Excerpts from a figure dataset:
========================================
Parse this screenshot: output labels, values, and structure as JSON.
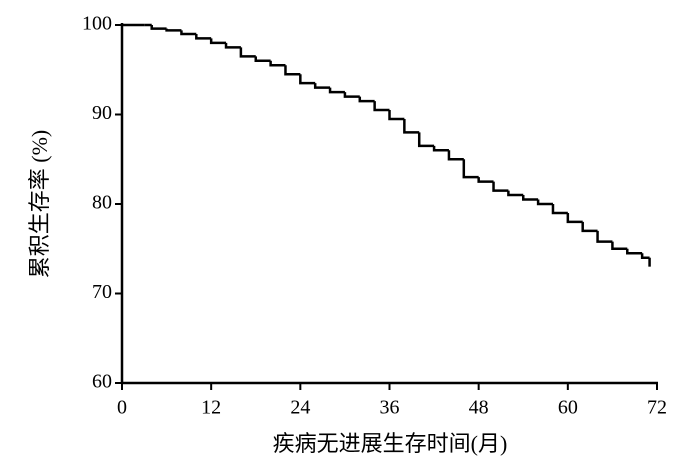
{
  "chart_data": {
    "type": "step",
    "x_label": "疾病无进展生存时间(月)",
    "y_label": "累积生存率 (%)",
    "color": "#000000",
    "x": [
      0,
      3,
      4,
      6,
      8,
      10,
      12,
      14,
      16,
      18,
      20,
      22,
      24,
      26,
      28,
      30,
      32,
      34,
      36,
      38,
      40,
      42,
      44,
      46,
      48,
      50,
      52,
      54,
      56,
      58,
      60,
      62,
      64,
      66,
      68,
      70,
      71
    ],
    "values": [
      100,
      100,
      99.6,
      99.4,
      99,
      98.5,
      98,
      97.5,
      96.5,
      96,
      95.5,
      94.5,
      93.5,
      93,
      92.5,
      92,
      91.5,
      90.5,
      89.5,
      88,
      86.5,
      86,
      85,
      83,
      82.5,
      81.5,
      81,
      80.5,
      80,
      79,
      78,
      77,
      75.8,
      75,
      74.5,
      74,
      73
    ],
    "xlim": [
      0,
      72
    ],
    "xticks": [
      0,
      12,
      24,
      36,
      48,
      60,
      72
    ],
    "ylim": [
      60,
      100
    ],
    "yticks": [
      60,
      70,
      80,
      90,
      100
    ]
  }
}
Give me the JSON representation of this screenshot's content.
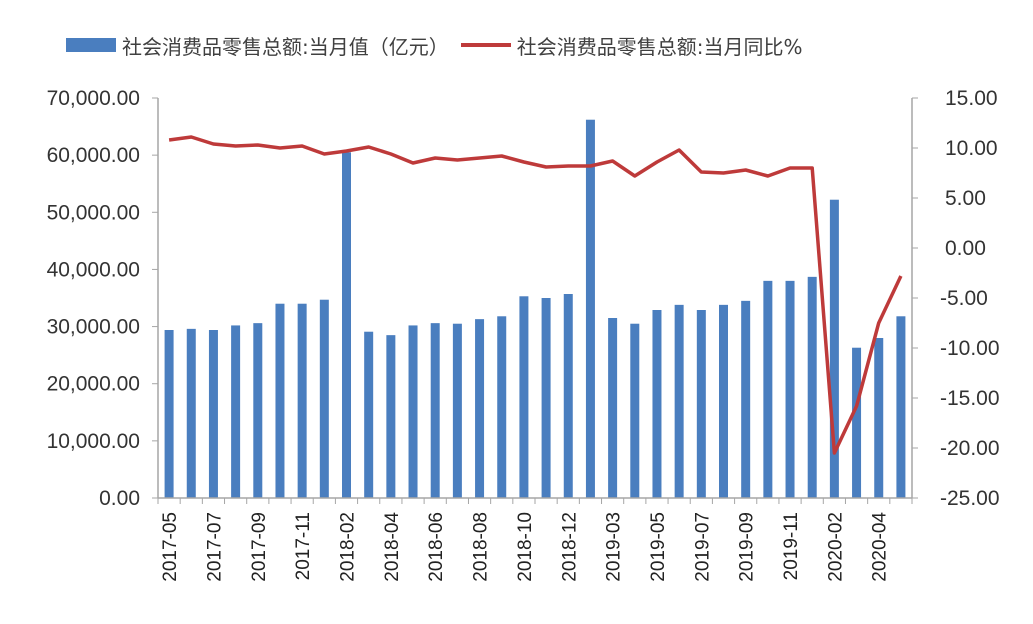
{
  "chart_data": {
    "type": "bar+line",
    "title": "",
    "legend": {
      "position": "top",
      "entries": [
        {
          "label": "社会消费品零售总额:当月值（亿元）",
          "type": "bar",
          "color": "#4a7ebf"
        },
        {
          "label": "社会消费品零售总额:当月同比%",
          "type": "line",
          "color": "#be3a3a"
        }
      ]
    },
    "categories": [
      "2017-05",
      "2017-06",
      "2017-07",
      "2017-08",
      "2017-09",
      "2017-10",
      "2017-11",
      "2017-12",
      "2018-02",
      "2018-03",
      "2018-04",
      "2018-05",
      "2018-06",
      "2018-07",
      "2018-08",
      "2018-09",
      "2018-10",
      "2018-11",
      "2018-12",
      "2019-02",
      "2019-03",
      "2019-04",
      "2019-05",
      "2019-06",
      "2019-07",
      "2019-08",
      "2019-09",
      "2019-10",
      "2019-11",
      "2019-12",
      "2020-02",
      "2020-03",
      "2020-04",
      "2020-05"
    ],
    "x_tick_labels_shown": [
      "2017-05",
      "2017-07",
      "2017-09",
      "2017-11",
      "2018-02",
      "2018-04",
      "2018-06",
      "2018-08",
      "2018-10",
      "2018-12",
      "2019-03",
      "2019-05",
      "2019-07",
      "2019-09",
      "2019-11",
      "2020-02",
      "2020-04"
    ],
    "series": [
      {
        "name": "社会消费品零售总额:当月值（亿元）",
        "type": "bar",
        "axis": "left",
        "color": "#4a7ebf",
        "values": [
          29400,
          29600,
          29400,
          30200,
          30600,
          34000,
          34000,
          34700,
          60500,
          29100,
          28500,
          30200,
          30600,
          30500,
          31300,
          31800,
          35300,
          35000,
          35700,
          66200,
          31500,
          30500,
          32900,
          33800,
          32900,
          33800,
          34500,
          38000,
          38000,
          38700,
          52200,
          26300,
          28000,
          31800
        ]
      },
      {
        "name": "社会消费品零售总额:当月同比%",
        "type": "line",
        "axis": "right",
        "color": "#be3a3a",
        "values": [
          10.8,
          11.1,
          10.4,
          10.2,
          10.3,
          10.0,
          10.2,
          9.4,
          9.7,
          10.1,
          9.4,
          8.5,
          9.0,
          8.8,
          9.0,
          9.2,
          8.6,
          8.1,
          8.2,
          8.2,
          8.7,
          7.2,
          8.6,
          9.8,
          7.6,
          7.5,
          7.8,
          7.2,
          8.0,
          8.0,
          -20.5,
          -15.8,
          -7.5,
          -2.8
        ]
      }
    ],
    "y_left": {
      "label": "",
      "min": 0,
      "max": 70000,
      "step": 10000,
      "tick_labels": [
        "0.00",
        "10,000.00",
        "20,000.00",
        "30,000.00",
        "40,000.00",
        "50,000.00",
        "60,000.00",
        "70,000.00"
      ]
    },
    "y_right": {
      "label": "",
      "min": -25,
      "max": 15,
      "step": 5,
      "tick_labels": [
        "-25.00",
        "-20.00",
        "-15.00",
        "-10.00",
        "-5.00",
        "0.00",
        "5.00",
        "10.00",
        "15.00"
      ]
    },
    "grid": false
  }
}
========================================
### Task
From the records given above, reproduce all text exactly and exclude each picture.

### Final result
Parse this screenshot: output labels, values, and structure as JSON.
{
  "chart_data": {
    "type": "step",
    "x_label": "疾病无进展生存时间(月)",
    "y_label": "累积生存率 (%)",
    "color": "#000000",
    "x": [
      0,
      3,
      4,
      6,
      8,
      10,
      12,
      14,
      16,
      18,
      20,
      22,
      24,
      26,
      28,
      30,
      32,
      34,
      36,
      38,
      40,
      42,
      44,
      46,
      48,
      50,
      52,
      54,
      56,
      58,
      60,
      62,
      64,
      66,
      68,
      70,
      71
    ],
    "values": [
      100,
      100,
      99.6,
      99.4,
      99,
      98.5,
      98,
      97.5,
      96.5,
      96,
      95.5,
      94.5,
      93.5,
      93,
      92.5,
      92,
      91.5,
      90.5,
      89.5,
      88,
      86.5,
      86,
      85,
      83,
      82.5,
      81.5,
      81,
      80.5,
      80,
      79,
      78,
      77,
      75.8,
      75,
      74.5,
      74,
      73
    ],
    "xlim": [
      0,
      72
    ],
    "xticks": [
      0,
      12,
      24,
      36,
      48,
      60,
      72
    ],
    "ylim": [
      60,
      100
    ],
    "yticks": [
      60,
      70,
      80,
      90,
      100
    ]
  }
}
Give me the JSON representation of this screenshot's content.
{
  "chart_data": {
    "type": "bar+line",
    "title": "",
    "legend": {
      "position": "top",
      "entries": [
        {
          "label": "社会消费品零售总额:当月值（亿元）",
          "type": "bar",
          "color": "#4a7ebf"
        },
        {
          "label": "社会消费品零售总额:当月同比%",
          "type": "line",
          "color": "#be3a3a"
        }
      ]
    },
    "categories": [
      "2017-05",
      "2017-06",
      "2017-07",
      "2017-08",
      "2017-09",
      "2017-10",
      "2017-11",
      "2017-12",
      "2018-02",
      "2018-03",
      "2018-04",
      "2018-05",
      "2018-06",
      "2018-07",
      "2018-08",
      "2018-09",
      "2018-10",
      "2018-11",
      "2018-12",
      "2019-02",
      "2019-03",
      "2019-04",
      "2019-05",
      "2019-06",
      "2019-07",
      "2019-08",
      "2019-09",
      "2019-10",
      "2019-11",
      "2019-12",
      "2020-02",
      "2020-03",
      "2020-04",
      "2020-05"
    ],
    "x_tick_labels_shown": [
      "2017-05",
      "2017-07",
      "2017-09",
      "2017-11",
      "2018-02",
      "2018-04",
      "2018-06",
      "2018-08",
      "2018-10",
      "2018-12",
      "2019-03",
      "2019-05",
      "2019-07",
      "2019-09",
      "2019-11",
      "2020-02",
      "2020-04"
    ],
    "series": [
      {
        "name": "社会消费品零售总额:当月值（亿元）",
        "type": "bar",
        "axis": "left",
        "color": "#4a7ebf",
        "values": [
          29400,
          29600,
          29400,
          30200,
          30600,
          34000,
          34000,
          34700,
          60500,
          29100,
          28500,
          30200,
          30600,
          30500,
          31300,
          31800,
          35300,
          35000,
          35700,
          66200,
          31500,
          30500,
          32900,
          33800,
          32900,
          33800,
          34500,
          38000,
          38000,
          38700,
          52200,
          26300,
          28000,
          31800
        ]
      },
      {
        "name": "社会消费品零售总额:当月同比%",
        "type": "line",
        "axis": "right",
        "color": "#be3a3a",
        "values": [
          10.8,
          11.1,
          10.4,
          10.2,
          10.3,
          10.0,
          10.2,
          9.4,
          9.7,
          10.1,
          9.4,
          8.5,
          9.0,
          8.8,
          9.0,
          9.2,
          8.6,
          8.1,
          8.2,
          8.2,
          8.7,
          7.2,
          8.6,
          9.8,
          7.6,
          7.5,
          7.8,
          7.2,
          8.0,
          8.0,
          -20.5,
          -15.8,
          -7.5,
          -2.8
        ]
      }
    ],
    "y_left": {
      "label": "",
      "min": 0,
      "max": 70000,
      "step": 10000,
      "tick_labels": [
        "0.00",
        "10,000.00",
        "20,000.00",
        "30,000.00",
        "40,000.00",
        "50,000.00",
        "60,000.00",
        "70,000.00"
      ]
    },
    "y_right": {
      "label": "",
      "min": -25,
      "max": 15,
      "step": 5,
      "tick_labels": [
        "-25.00",
        "-20.00",
        "-15.00",
        "-10.00",
        "-5.00",
        "0.00",
        "5.00",
        "10.00",
        "15.00"
      ]
    },
    "grid": false
  }
}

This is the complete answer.